_GIVEN INSTRUCTION_. Copy exactly the run of lines that begins at the line with "Give me a plain-text" and ends at the final line of the entries.
-.-.-
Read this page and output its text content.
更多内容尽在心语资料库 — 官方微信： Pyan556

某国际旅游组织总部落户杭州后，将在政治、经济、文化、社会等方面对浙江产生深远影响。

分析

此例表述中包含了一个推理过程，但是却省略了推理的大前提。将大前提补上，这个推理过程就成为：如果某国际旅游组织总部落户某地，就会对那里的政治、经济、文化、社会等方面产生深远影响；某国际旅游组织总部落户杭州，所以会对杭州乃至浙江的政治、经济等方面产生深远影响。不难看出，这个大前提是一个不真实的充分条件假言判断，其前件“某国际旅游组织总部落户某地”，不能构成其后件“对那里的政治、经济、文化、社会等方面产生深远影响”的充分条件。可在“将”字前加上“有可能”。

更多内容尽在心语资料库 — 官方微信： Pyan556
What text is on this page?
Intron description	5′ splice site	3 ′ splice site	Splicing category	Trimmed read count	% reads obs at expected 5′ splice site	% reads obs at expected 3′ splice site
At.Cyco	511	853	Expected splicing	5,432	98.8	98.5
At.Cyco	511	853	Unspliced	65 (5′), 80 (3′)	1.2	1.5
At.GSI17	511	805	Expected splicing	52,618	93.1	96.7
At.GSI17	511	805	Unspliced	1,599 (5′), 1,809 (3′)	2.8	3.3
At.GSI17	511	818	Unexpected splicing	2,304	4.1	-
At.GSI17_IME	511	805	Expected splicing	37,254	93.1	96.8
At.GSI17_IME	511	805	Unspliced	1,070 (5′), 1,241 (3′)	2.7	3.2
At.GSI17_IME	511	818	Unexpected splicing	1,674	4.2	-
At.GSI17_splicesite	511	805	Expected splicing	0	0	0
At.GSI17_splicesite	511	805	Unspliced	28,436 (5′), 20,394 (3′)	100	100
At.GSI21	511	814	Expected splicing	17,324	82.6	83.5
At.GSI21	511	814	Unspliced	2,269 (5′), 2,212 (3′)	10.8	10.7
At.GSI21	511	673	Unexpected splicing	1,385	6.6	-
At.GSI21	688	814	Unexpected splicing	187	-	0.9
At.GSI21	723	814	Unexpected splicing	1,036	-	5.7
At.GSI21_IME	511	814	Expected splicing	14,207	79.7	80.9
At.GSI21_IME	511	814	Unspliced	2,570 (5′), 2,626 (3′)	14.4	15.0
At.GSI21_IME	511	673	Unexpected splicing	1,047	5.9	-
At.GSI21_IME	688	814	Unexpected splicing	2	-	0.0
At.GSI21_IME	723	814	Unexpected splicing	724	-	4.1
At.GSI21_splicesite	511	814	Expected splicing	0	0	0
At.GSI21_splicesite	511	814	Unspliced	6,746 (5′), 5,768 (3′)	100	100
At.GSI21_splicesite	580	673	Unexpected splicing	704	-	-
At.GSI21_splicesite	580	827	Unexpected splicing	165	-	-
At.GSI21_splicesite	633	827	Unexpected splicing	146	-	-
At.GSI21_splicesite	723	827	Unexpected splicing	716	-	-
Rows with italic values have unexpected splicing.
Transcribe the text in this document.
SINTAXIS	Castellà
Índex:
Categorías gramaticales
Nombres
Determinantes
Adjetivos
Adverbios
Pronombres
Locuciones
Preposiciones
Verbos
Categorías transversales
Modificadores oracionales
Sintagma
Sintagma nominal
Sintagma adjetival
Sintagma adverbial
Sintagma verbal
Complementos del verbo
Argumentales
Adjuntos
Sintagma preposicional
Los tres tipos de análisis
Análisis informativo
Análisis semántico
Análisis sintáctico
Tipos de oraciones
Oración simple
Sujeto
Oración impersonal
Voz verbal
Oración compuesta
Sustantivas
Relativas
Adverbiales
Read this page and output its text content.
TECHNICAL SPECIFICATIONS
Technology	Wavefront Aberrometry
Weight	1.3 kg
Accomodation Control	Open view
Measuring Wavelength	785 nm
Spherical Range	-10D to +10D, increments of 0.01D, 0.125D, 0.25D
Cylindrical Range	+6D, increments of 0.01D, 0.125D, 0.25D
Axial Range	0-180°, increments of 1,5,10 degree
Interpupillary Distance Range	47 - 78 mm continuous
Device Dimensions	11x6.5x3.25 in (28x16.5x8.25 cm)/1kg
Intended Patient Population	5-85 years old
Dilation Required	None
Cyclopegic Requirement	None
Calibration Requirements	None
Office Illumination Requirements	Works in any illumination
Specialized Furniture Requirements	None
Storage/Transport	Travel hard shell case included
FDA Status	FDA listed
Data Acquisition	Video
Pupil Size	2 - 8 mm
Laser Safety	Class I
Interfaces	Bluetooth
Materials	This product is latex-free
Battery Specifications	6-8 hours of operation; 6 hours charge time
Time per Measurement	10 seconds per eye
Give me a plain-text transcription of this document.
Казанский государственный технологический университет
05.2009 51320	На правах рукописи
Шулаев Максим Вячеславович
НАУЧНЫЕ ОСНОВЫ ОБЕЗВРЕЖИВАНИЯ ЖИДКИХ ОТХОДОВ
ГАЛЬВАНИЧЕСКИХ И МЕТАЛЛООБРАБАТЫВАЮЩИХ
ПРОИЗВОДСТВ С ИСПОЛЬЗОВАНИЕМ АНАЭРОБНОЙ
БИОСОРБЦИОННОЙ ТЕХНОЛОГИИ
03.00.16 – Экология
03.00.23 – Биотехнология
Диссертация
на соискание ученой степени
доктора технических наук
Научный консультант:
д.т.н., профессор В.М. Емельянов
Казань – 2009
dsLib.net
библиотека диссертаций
-.-.-
_THE RESPONSE_.
Give me a plain-text transcription of this document.
Казанский государственный технологический университет
05.2009 51320	На правах рукописи
Шулаев Максим Вячеславович
НАУЧНЫЕ ОСНОВЫ ОБЕЗВРЕЖИВАНИЯ ЖИДКИХ ОТХОДОВ
ГАЛЬВАНИЧЕСКИХ И МЕТАЛЛООБРАБАТЫВАЮЩИХ
ПРОИЗВОДСТВ С ИСПОЛЬЗОВАНИЕМ АНАЭРОБНОЙ
БИОСОРБЦИОННОЙ ТЕХНОЛОГИИ
03.00.16 – Экология
03.00.23 – Биотехнология
Диссертация
на соискание ученой степени
доктора технических наук
Научный консультант:
д.т.н., профессор В.М. Емельянов
Казань – 2009
dsLib.net
библиотека диссертаций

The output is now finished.